-- Do this --
Select and copy out every line in the records containing "string".

-- Record extracts --
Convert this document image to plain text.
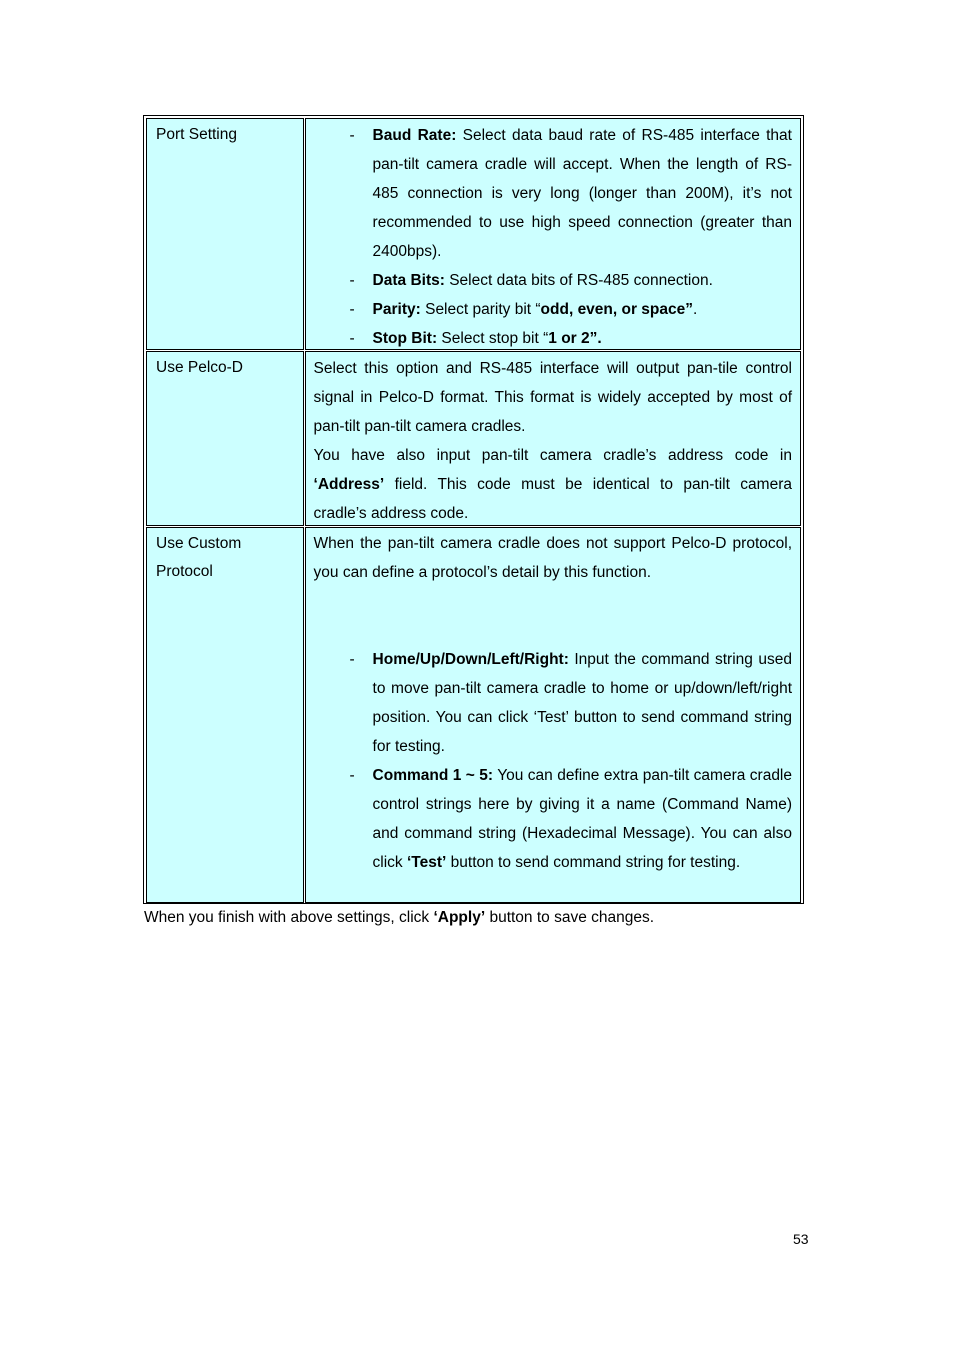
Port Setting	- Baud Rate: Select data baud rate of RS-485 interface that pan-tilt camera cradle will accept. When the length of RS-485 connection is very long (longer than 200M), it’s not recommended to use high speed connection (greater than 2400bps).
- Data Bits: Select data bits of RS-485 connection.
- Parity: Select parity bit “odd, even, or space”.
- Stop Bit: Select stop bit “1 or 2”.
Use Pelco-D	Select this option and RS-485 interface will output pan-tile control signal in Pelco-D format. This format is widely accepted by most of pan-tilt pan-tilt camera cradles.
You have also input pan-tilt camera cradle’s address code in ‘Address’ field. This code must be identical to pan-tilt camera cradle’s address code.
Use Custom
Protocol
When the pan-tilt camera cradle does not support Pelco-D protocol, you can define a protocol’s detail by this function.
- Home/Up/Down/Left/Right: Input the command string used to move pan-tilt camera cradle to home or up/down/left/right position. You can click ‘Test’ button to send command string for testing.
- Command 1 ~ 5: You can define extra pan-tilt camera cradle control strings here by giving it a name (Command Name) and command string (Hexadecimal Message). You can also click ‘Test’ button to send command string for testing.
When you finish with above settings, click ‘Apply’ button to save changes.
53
==
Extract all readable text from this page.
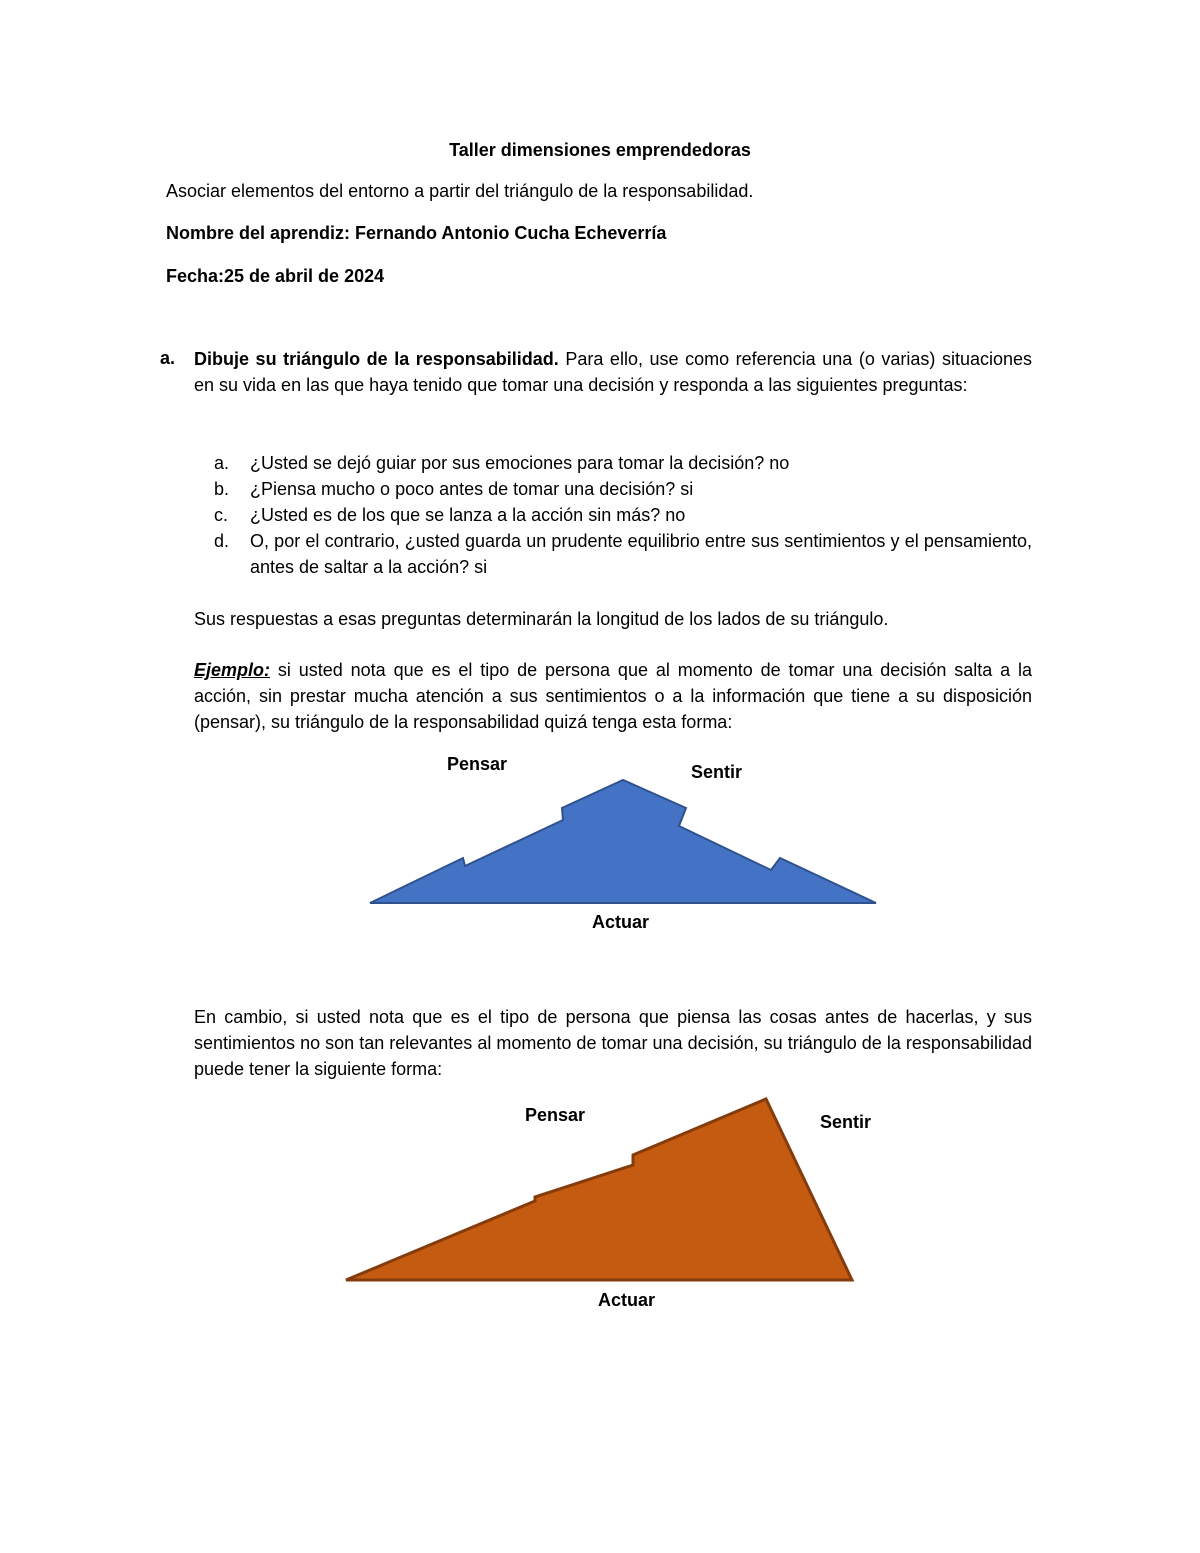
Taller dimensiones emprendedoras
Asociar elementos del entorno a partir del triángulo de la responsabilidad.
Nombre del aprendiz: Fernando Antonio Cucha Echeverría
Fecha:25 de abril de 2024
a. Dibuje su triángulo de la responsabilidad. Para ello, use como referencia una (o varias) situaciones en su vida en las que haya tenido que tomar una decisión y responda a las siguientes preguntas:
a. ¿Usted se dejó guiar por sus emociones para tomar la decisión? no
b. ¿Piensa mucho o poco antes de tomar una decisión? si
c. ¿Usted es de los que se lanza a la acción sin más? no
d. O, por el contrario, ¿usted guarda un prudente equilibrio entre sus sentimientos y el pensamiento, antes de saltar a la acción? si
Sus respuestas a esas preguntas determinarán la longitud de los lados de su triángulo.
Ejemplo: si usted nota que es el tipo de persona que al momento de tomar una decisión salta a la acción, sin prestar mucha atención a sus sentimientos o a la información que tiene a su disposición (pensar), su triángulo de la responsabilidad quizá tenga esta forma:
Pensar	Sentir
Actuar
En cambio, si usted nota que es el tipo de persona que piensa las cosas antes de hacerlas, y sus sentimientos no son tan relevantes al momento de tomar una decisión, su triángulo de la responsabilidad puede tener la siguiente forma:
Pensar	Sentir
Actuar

-- Exercise answer --
- Home/Up/Down/Left/Right: Input the command string used to move pan-tilt camera cradle to home or up/down/left/right position. You can click ‘Test’ button to send command string for testing.
- Command 1 ~ 5: You can define extra pan-tilt camera cradle control strings here by giving it a name (Command Name) and command string (Hexadecimal Message). You can also click ‘Test’ button to send command string for testing.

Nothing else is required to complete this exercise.